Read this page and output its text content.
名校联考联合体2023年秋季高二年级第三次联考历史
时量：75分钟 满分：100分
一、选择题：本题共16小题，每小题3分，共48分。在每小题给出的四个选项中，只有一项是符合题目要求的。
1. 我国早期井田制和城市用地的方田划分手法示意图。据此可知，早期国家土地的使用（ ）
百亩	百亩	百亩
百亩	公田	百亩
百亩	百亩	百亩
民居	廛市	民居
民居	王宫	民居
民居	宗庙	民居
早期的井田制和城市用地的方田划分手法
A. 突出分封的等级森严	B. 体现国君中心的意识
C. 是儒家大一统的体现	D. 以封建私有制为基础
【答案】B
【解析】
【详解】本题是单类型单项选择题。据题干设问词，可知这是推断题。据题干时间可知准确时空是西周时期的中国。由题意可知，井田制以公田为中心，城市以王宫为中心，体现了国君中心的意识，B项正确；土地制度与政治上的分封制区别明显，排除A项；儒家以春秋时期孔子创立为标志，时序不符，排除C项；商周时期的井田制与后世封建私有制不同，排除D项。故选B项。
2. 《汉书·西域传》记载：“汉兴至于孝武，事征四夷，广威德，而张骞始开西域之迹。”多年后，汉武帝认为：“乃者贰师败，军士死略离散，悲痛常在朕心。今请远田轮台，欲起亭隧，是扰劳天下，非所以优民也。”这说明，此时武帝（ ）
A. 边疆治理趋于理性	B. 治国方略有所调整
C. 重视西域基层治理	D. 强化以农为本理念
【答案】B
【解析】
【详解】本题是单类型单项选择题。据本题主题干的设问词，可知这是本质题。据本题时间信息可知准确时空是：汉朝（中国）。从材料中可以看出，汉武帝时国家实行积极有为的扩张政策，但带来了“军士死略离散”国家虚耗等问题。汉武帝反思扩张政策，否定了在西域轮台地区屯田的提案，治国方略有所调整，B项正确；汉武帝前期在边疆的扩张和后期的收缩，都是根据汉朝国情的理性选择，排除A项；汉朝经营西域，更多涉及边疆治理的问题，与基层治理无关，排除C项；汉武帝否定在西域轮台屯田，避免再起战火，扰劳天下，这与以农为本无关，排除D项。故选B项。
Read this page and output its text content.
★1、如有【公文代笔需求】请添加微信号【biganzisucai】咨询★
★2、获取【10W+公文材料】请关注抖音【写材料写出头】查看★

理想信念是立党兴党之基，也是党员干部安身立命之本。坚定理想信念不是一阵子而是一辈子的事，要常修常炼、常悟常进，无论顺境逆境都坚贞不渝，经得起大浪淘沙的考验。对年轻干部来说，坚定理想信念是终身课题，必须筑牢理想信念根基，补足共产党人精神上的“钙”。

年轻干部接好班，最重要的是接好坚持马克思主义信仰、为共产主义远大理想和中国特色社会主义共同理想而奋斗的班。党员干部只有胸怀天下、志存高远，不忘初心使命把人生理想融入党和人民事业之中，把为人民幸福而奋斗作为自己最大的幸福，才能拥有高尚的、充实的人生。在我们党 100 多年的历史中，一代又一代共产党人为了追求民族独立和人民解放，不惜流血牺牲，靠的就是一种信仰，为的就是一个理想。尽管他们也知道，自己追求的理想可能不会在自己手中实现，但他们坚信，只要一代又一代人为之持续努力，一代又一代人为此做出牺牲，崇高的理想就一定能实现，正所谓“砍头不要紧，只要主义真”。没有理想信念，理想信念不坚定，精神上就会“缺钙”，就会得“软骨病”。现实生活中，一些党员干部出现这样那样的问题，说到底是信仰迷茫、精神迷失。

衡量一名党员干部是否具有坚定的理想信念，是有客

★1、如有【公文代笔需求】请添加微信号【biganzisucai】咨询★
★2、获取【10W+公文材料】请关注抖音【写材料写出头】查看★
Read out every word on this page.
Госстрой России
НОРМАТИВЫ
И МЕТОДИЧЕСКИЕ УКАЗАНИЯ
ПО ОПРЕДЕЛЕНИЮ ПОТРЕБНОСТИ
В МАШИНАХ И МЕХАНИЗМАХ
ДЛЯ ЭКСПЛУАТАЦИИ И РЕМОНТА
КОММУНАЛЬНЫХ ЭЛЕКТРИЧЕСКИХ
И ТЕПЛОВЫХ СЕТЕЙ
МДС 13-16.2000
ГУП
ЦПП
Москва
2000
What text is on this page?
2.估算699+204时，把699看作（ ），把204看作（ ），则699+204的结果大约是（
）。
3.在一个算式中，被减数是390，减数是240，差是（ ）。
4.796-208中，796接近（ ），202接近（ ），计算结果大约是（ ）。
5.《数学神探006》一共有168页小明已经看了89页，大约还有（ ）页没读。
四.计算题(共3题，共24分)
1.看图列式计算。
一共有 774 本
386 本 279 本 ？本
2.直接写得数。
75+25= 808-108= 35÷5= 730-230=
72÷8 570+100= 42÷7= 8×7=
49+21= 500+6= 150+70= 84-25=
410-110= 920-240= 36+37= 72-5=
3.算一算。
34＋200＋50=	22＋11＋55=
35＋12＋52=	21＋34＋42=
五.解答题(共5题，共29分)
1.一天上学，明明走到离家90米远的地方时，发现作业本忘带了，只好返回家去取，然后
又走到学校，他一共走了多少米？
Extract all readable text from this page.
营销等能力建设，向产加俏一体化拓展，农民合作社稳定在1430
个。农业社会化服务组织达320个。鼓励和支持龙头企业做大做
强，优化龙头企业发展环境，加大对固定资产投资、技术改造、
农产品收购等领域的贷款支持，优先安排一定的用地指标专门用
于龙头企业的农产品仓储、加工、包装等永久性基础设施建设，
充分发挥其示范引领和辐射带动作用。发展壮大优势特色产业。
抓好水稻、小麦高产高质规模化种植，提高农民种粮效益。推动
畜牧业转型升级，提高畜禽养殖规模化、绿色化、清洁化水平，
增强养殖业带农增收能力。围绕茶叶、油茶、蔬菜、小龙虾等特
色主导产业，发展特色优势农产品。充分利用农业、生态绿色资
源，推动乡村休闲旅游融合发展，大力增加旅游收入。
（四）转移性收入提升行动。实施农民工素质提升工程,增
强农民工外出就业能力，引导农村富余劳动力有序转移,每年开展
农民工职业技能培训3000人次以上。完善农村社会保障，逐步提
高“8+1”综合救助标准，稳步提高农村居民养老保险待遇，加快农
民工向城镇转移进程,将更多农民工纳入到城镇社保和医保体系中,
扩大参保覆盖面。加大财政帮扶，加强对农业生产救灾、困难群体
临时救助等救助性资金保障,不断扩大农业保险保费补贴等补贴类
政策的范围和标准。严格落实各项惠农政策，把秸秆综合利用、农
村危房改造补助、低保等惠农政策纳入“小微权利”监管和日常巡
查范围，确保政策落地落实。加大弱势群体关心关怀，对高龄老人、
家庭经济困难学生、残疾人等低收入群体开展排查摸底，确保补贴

= = =

Go through the records and copy each line with "page" in it.

### [Response to the task]
Read this page and output its text content.
Read this page and output its text content.
Read out every word on this page.
What text is on this page?
Extract all readable text from this page.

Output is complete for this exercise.